> **REQUIRED TASKS**:
**a)** Translate this sentence from the article on multi-member LLCs into Spanish: "You pay taxes at the personal level on your share of the LLC’s profits."
**b)** Carry on the article on multi-member LLCs, starting after its last sentence.

Businesses
February 26, 2017

Is Multi-member LLC an Option for ME?

Is Multi-member LLC an Option for ME?

Multi-member LLCs are popular because they combine the best legal and tax characteristics of corporations and partnerships. Specifically, a multi-member LLC can offer limited liability protection to all its owners (referred to as “members”) while being treated as a partnership for federal tax purposes.

Advantages

Liability protection. When you operate as an LLC, state law generally protects your personal assets from exposure to business-related liabilities. Such exposure can include everything from a lawsuit filed by the FedEx guy who slips on ice-covered steps to the seemingly endless variety of liabilities that can be caused by the actions or inactions of employees.

Key point. Unfortunately, no type of entity (including an LLC) protects your personal assets from exposure to liabilities related to your own professional malpractice or your own tortious acts.

Pass-through taxation. Multi-member LLCs are treated as partnerships for federal income tax purposes—unless you elect to have the LLC treated as a corporation.

When you are in a partnership, your share of the business’s taxable income items, deductions, and credits is passed through to your personal return. You pay taxes at the personal level on your share of the LLC’s profits. Generally, you have no entity-level federal income tax, so you don’t have to worry about the double taxation issue that can potentially haunt C corporations.

Disadvantages

Fewer tax-free fringes for owners. Compared with C corporations, multi-member LLCs that are treated as partnerships for tax purposes cannot provide as many tax-free fringe benefits to owners. The fringe benefit rules for multi-member LLCs are essentially the same as the rules for S corporations.

More exposure to self-employment tax. You may owe self-employment taxes—consisting of the Social Security tax component and the Medicare tax component—on income passed through to you by the LLC. In contrast, if you run your business as a corporation, Social Security and Medicare taxes apply only to amounts paid as salary to you and the other owners.

Key point. Under some state laws and/or applicable professional standards (such as state bar association rules), LLCs may be prohibited from operating certain types of professional practices. But when permitted, LLCs are a good choice.

> **SUPPLIED MATERIAL**:

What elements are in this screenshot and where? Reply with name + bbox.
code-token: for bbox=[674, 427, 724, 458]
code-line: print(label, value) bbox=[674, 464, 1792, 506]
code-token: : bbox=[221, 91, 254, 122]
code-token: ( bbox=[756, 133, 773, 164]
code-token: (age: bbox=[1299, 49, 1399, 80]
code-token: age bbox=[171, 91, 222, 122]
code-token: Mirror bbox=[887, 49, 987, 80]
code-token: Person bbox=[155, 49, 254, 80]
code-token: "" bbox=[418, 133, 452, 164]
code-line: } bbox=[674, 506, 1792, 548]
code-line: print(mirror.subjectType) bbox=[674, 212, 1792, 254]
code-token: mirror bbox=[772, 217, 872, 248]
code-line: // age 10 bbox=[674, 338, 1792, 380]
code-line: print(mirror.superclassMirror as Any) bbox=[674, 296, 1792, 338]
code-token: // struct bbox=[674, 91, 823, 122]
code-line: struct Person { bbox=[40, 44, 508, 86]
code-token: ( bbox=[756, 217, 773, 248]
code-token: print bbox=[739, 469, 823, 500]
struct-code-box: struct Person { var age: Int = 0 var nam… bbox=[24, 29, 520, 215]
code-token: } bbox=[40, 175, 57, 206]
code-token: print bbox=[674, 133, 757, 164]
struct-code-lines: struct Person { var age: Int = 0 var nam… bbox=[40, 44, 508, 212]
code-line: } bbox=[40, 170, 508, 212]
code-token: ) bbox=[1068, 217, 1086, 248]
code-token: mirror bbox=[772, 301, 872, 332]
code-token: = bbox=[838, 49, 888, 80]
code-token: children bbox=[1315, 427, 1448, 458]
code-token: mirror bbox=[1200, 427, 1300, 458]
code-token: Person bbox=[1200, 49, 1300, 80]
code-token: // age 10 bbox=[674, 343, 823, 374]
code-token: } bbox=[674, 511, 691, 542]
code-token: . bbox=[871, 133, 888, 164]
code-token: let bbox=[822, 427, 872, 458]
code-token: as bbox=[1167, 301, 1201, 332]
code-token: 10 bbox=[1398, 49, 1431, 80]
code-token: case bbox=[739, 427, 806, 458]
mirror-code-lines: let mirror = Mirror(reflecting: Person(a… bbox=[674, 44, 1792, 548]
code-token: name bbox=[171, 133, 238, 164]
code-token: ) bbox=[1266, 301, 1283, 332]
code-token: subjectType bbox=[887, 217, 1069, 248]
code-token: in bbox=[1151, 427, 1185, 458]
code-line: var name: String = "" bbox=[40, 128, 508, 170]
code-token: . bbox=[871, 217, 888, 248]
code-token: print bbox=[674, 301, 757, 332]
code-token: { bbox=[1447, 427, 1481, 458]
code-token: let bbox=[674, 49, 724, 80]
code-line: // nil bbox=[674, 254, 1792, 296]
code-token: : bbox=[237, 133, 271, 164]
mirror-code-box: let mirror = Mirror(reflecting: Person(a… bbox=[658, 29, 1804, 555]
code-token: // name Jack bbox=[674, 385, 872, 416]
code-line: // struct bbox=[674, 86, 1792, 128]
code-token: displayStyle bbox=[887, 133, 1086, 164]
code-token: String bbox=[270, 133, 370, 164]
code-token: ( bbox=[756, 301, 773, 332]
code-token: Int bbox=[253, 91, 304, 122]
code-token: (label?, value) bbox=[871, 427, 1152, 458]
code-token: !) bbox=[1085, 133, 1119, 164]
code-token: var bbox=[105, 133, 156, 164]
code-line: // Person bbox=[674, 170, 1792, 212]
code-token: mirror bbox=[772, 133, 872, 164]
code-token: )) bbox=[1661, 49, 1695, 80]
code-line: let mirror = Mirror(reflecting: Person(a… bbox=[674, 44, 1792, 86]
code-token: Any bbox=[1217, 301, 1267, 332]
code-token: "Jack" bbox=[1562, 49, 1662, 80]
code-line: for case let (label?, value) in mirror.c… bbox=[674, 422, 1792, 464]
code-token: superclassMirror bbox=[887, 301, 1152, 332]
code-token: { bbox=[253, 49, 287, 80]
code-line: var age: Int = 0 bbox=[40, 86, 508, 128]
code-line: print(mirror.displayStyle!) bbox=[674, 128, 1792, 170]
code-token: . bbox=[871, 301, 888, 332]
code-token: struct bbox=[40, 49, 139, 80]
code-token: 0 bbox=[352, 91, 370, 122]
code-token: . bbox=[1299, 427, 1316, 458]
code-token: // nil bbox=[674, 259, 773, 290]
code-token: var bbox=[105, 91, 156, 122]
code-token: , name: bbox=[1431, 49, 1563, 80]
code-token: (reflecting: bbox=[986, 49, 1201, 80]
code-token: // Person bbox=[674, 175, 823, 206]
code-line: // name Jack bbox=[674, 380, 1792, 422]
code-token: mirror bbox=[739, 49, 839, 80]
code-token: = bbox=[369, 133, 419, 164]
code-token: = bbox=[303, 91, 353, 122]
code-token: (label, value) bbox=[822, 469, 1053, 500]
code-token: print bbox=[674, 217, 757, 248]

> **SOLVED TASKS**:
**a)** Usted paga impuestos a nivel personal sobre su parte de las ganancias de la LLC.

**b)**
Differences between Partnership and S Corporation Tax Rules

While both partnerships and S corporations benefit from pass-through taxation (where taxable income items, deductions, and credits are passed through to the owners and reported on their personal returns), there are some significant differences between the partnership tax rules and the S corporation tax rules. Most of these differences are in favor of partnerships. They include the following:

 

  • Partners can receive additional tax basis for loss deduction purposes from entity-level liabilities, whereas S corporation shareholders can receive additional tax basis only from loans made by them to the corporation.  
  • A partner who purchases a partnership interest from another partner can step up the tax basis of his or her share of partnership assets, which minimizes taxes for the purchasing partner when the partnership sells assets or converts them to cash.  
  • Partners and partnerships have much greater flexibility to make tax-free transfers of assets (including cash) between themselves than do S corporations and their shareholders.  
  • Partnerships can make disproportionate allocations of income, tax losses, and other tax items among the partners. In contrast, all S corporation pass-through items must be allocated among the shareholders strictly in proportion to stock ownership.

Most advisors agree that the multi-member LLC is the best entity alternative for businesses with several owners if pass-through taxation is desired (such as with a service business where there is no need to retain significant amounts of earnings within the business entity).